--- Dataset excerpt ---
──────────

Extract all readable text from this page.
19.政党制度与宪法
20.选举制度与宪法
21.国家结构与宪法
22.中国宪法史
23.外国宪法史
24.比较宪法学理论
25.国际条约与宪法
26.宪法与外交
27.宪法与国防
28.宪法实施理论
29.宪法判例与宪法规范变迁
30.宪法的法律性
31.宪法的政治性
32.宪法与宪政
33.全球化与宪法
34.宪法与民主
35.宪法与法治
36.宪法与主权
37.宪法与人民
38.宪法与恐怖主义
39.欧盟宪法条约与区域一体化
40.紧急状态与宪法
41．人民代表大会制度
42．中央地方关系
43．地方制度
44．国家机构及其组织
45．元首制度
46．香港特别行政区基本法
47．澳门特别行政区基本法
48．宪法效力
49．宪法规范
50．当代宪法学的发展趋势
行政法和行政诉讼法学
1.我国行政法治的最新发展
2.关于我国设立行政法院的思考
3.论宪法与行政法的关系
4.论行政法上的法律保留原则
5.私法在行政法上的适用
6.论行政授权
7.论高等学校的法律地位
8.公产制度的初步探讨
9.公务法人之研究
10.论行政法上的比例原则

──────────

--- Short task ---
The listing above should be transcribed in full, exactly as written.

--- Solution to this exercise ---
Extract all readable text from this page.
19.政党制度与宪法
20.选举制度与宪法
21.国家结构与宪法
22.中国宪法史
23.外国宪法史
24.比较宪法学理论
25.国际条约与宪法
26.宪法与外交
27.宪法与国防
28.宪法实施理论
29.宪法判例与宪法规范变迁
30.宪法的法律性
31.宪法的政治性
32.宪法与宪政
33.全球化与宪法
34.宪法与民主
35.宪法与法治
36.宪法与主权
37.宪法与人民
38.宪法与恐怖主义
39.欧盟宪法条约与区域一体化
40.紧急状态与宪法
41．人民代表大会制度
42．中央地方关系
43．地方制度
44．国家机构及其组织
45．元首制度
46．香港特别行政区基本法
47．澳门特别行政区基本法
48．宪法效力
49．宪法规范
50．当代宪法学的发展趋势
行政法和行政诉讼法学
1.我国行政法治的最新发展
2.关于我国设立行政法院的思考
3.论宪法与行政法的关系
4.论行政法上的法律保留原则
5.私法在行政法上的适用
6.论行政授权
7.论高等学校的法律地位
8.公产制度的初步探讨
9.公务法人之研究
10.论行政法上的比例原则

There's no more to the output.